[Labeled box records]

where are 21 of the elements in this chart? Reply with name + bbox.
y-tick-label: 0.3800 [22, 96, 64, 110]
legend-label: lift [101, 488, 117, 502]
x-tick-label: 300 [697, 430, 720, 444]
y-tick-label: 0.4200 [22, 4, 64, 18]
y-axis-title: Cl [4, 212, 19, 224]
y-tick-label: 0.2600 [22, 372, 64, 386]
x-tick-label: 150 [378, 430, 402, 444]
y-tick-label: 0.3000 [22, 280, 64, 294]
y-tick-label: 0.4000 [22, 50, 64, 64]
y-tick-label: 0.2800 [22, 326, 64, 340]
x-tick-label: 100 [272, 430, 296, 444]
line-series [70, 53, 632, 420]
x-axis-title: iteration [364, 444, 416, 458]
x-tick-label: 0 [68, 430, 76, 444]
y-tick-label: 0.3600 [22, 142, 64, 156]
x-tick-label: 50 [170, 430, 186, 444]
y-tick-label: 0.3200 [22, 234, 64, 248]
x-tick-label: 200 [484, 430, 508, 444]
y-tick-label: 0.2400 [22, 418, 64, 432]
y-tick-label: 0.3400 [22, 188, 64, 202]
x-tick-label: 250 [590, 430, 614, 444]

What is asked: Write out every one of the lines above, keeping each one exactly as it appears.

Final result:
where are 21 of the elements in this chart? Reply with name + bbox.
y-tick-label: 0.3800 [22, 96, 64, 110]
legend-label: lift [101, 488, 117, 502]
x-tick-label: 300 [697, 430, 720, 444]
y-tick-label: 0.4200 [22, 4, 64, 18]
y-axis-title: Cl [4, 212, 19, 224]
y-tick-label: 0.2600 [22, 372, 64, 386]
x-tick-label: 150 [378, 430, 402, 444]
y-tick-label: 0.3000 [22, 280, 64, 294]
y-tick-label: 0.4000 [22, 50, 64, 64]
y-tick-label: 0.2800 [22, 326, 64, 340]
x-tick-label: 100 [272, 430, 296, 444]
line-series [70, 53, 632, 420]
x-axis-title: iteration [364, 444, 416, 458]
x-tick-label: 0 [68, 430, 76, 444]
y-tick-label: 0.3600 [22, 142, 64, 156]
x-tick-label: 50 [170, 430, 186, 444]
y-tick-label: 0.3200 [22, 234, 64, 248]
x-tick-label: 200 [484, 430, 508, 444]
y-tick-label: 0.2400 [22, 418, 64, 432]
y-tick-label: 0.3400 [22, 188, 64, 202]
x-tick-label: 250 [590, 430, 614, 444]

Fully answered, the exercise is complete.